## The exercise
Determine the number of lines that contain the word "phoneNo", then state that number and nothing more.

##### Exercise material

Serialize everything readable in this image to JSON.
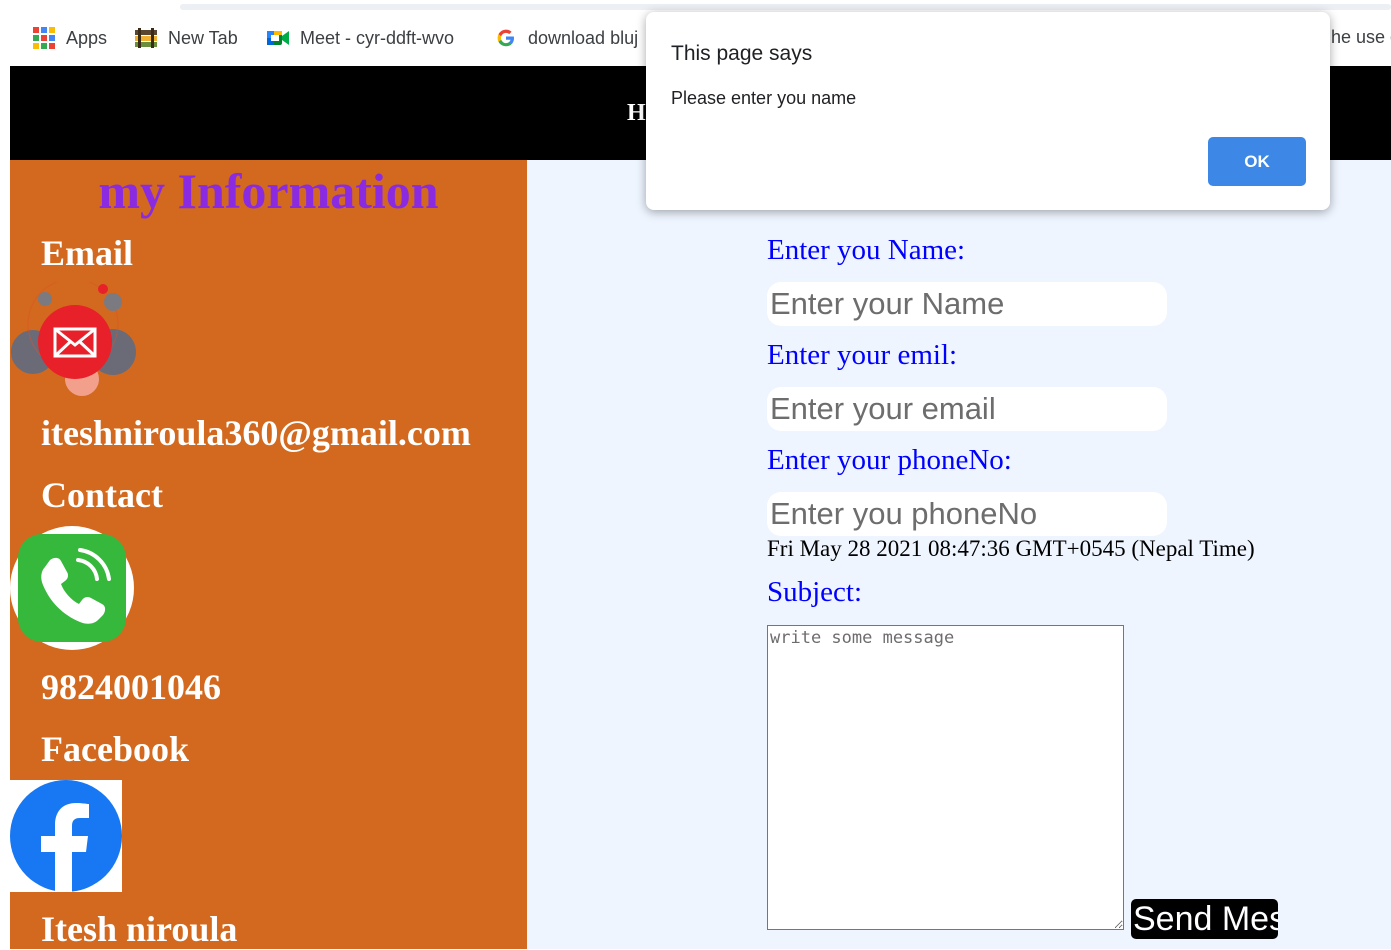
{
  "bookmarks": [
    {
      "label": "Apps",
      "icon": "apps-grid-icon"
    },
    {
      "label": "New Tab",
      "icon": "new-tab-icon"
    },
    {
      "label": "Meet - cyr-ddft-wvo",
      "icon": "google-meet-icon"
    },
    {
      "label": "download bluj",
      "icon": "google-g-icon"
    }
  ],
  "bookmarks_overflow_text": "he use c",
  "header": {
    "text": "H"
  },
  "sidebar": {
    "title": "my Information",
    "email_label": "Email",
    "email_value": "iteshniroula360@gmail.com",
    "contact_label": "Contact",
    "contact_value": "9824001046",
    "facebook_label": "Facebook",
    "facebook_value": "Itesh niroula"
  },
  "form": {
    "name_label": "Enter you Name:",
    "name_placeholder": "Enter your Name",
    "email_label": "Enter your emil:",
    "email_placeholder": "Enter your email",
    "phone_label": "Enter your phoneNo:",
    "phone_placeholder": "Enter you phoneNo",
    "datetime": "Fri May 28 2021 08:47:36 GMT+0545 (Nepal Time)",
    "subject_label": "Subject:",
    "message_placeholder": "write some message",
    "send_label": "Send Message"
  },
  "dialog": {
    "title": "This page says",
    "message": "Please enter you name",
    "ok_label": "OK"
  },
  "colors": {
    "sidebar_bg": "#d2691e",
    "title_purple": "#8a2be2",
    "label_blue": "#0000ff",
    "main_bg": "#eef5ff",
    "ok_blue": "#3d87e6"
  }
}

##########

## Reply to the exercise
2